• **What you should do**:
Drop the pictures from the entries below, then reproduce the rest exactly.

• **Data**:
■ ■ ■ ■ ■
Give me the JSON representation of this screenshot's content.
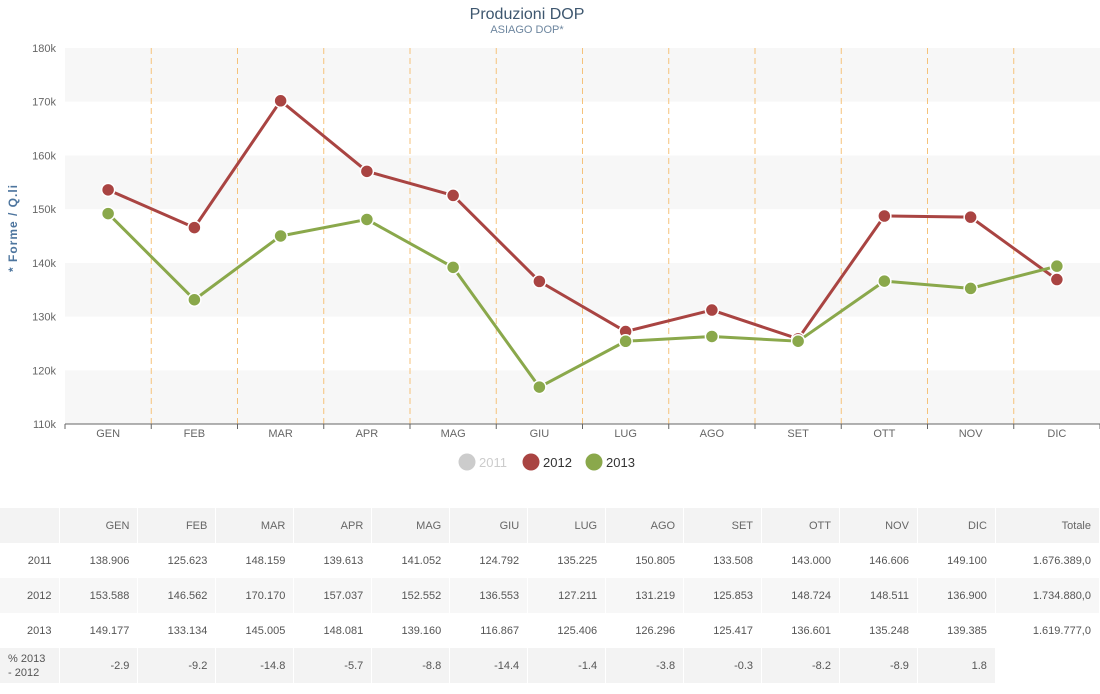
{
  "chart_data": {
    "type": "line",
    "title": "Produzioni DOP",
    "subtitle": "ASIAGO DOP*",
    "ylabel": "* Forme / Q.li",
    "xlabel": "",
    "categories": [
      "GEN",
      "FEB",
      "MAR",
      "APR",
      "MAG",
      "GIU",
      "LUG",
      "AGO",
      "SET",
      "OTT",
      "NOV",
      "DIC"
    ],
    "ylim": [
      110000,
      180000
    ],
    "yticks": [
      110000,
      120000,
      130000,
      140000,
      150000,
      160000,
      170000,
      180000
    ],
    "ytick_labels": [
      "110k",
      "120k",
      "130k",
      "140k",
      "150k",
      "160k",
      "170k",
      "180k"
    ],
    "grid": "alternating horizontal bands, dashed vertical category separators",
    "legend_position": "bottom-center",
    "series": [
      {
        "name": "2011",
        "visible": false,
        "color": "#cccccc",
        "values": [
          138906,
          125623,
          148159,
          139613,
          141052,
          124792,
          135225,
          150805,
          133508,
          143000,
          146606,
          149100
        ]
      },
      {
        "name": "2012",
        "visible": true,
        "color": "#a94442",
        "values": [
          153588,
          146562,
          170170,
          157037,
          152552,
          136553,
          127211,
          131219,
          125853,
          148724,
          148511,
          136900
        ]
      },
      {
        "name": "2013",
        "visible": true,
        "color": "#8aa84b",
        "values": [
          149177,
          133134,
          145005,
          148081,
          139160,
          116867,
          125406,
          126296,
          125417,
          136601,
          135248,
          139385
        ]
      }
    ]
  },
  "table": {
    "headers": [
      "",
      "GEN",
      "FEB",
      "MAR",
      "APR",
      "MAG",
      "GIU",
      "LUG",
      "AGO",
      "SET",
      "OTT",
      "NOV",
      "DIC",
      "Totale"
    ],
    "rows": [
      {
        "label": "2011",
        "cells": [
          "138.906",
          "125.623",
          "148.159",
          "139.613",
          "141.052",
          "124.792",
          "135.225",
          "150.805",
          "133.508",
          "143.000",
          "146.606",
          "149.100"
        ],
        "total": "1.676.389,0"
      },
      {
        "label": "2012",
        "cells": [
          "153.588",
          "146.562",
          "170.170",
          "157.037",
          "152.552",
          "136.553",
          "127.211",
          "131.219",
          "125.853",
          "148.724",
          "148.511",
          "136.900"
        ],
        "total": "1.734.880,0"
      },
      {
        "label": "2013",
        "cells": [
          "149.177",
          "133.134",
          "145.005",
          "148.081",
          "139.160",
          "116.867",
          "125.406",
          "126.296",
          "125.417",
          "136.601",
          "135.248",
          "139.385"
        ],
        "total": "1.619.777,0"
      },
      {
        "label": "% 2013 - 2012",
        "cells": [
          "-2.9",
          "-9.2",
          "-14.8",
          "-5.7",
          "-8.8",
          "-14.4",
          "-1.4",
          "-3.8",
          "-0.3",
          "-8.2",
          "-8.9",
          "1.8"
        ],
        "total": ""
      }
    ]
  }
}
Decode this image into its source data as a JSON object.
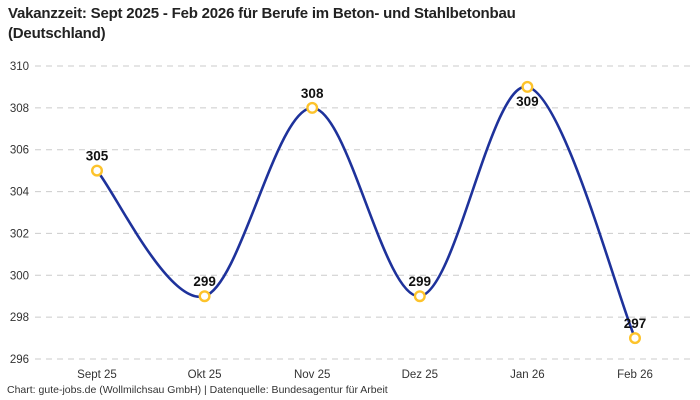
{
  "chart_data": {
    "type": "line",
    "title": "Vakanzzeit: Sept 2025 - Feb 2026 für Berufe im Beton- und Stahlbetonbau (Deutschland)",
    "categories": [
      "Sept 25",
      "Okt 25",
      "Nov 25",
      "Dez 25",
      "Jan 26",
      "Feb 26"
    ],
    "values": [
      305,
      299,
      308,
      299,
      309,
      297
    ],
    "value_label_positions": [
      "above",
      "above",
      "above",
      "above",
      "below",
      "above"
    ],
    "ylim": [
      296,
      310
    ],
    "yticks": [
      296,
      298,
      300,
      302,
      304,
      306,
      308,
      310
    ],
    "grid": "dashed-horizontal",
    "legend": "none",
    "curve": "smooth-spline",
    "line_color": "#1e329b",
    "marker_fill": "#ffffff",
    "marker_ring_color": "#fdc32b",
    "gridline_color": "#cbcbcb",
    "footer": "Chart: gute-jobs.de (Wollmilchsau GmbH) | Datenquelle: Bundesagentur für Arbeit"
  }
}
■ ■ ■ ■ ■
• **Complete answer**:
Give me the JSON representation of this screenshot's content.
{
  "chart_data": {
    "type": "line",
    "title": "Produzioni DOP",
    "subtitle": "ASIAGO DOP*",
    "ylabel": "* Forme / Q.li",
    "xlabel": "",
    "categories": [
      "GEN",
      "FEB",
      "MAR",
      "APR",
      "MAG",
      "GIU",
      "LUG",
      "AGO",
      "SET",
      "OTT",
      "NOV",
      "DIC"
    ],
    "ylim": [
      110000,
      180000
    ],
    "yticks": [
      110000,
      120000,
      130000,
      140000,
      150000,
      160000,
      170000,
      180000
    ],
    "ytick_labels": [
      "110k",
      "120k",
      "130k",
      "140k",
      "150k",
      "160k",
      "170k",
      "180k"
    ],
    "grid": "alternating horizontal bands, dashed vertical category separators",
    "legend_position": "bottom-center",
    "series": [
      {
        "name": "2011",
        "visible": false,
        "color": "#cccccc",
        "values": [
          138906,
          125623,
          148159,
          139613,
          141052,
          124792,
          135225,
          150805,
          133508,
          143000,
          146606,
          149100
        ]
      },
      {
        "name": "2012",
        "visible": true,
        "color": "#a94442",
        "values": [
          153588,
          146562,
          170170,
          157037,
          152552,
          136553,
          127211,
          131219,
          125853,
          148724,
          148511,
          136900
        ]
      },
      {
        "name": "2013",
        "visible": true,
        "color": "#8aa84b",
        "values": [
          149177,
          133134,
          145005,
          148081,
          139160,
          116867,
          125406,
          126296,
          125417,
          136601,
          135248,
          139385
        ]
      }
    ]
  },
  "table": {
    "headers": [
      "",
      "GEN",
      "FEB",
      "MAR",
      "APR",
      "MAG",
      "GIU",
      "LUG",
      "AGO",
      "SET",
      "OTT",
      "NOV",
      "DIC",
      "Totale"
    ],
    "rows": [
      {
        "label": "2011",
        "cells": [
          "138.906",
          "125.623",
          "148.159",
          "139.613",
          "141.052",
          "124.792",
          "135.225",
          "150.805",
          "133.508",
          "143.000",
          "146.606",
          "149.100"
        ],
        "total": "1.676.389,0"
      },
      {
        "label": "2012",
        "cells": [
          "153.588",
          "146.562",
          "170.170",
          "157.037",
          "152.552",
          "136.553",
          "127.211",
          "131.219",
          "125.853",
          "148.724",
          "148.511",
          "136.900"
        ],
        "total": "1.734.880,0"
      },
      {
        "label": "2013",
        "cells": [
          "149.177",
          "133.134",
          "145.005",
          "148.081",
          "139.160",
          "116.867",
          "125.406",
          "126.296",
          "125.417",
          "136.601",
          "135.248",
          "139.385"
        ],
        "total": "1.619.777,0"
      },
      {
        "label": "% 2013 - 2012",
        "cells": [
          "-2.9",
          "-9.2",
          "-14.8",
          "-5.7",
          "-8.8",
          "-14.4",
          "-1.4",
          "-3.8",
          "-0.3",
          "-8.2",
          "-8.9",
          "1.8"
        ],
        "total": ""
      }
    ]
  }
}
Decode this image into its source data as a JSON object.
{
  "chart_data": {
    "type": "line",
    "title": "Vakanzzeit: Sept 2025 - Feb 2026 für Berufe im Beton- und Stahlbetonbau (Deutschland)",
    "categories": [
      "Sept 25",
      "Okt 25",
      "Nov 25",
      "Dez 25",
      "Jan 26",
      "Feb 26"
    ],
    "values": [
      305,
      299,
      308,
      299,
      309,
      297
    ],
    "value_label_positions": [
      "above",
      "above",
      "above",
      "above",
      "below",
      "above"
    ],
    "ylim": [
      296,
      310
    ],
    "yticks": [
      296,
      298,
      300,
      302,
      304,
      306,
      308,
      310
    ],
    "grid": "dashed-horizontal",
    "legend": "none",
    "curve": "smooth-spline",
    "line_color": "#1e329b",
    "marker_fill": "#ffffff",
    "marker_ring_color": "#fdc32b",
    "gridline_color": "#cbcbcb",
    "footer": "Chart: gute-jobs.de (Wollmilchsau GmbH) | Datenquelle: Bundesagentur für Arbeit"
  }
}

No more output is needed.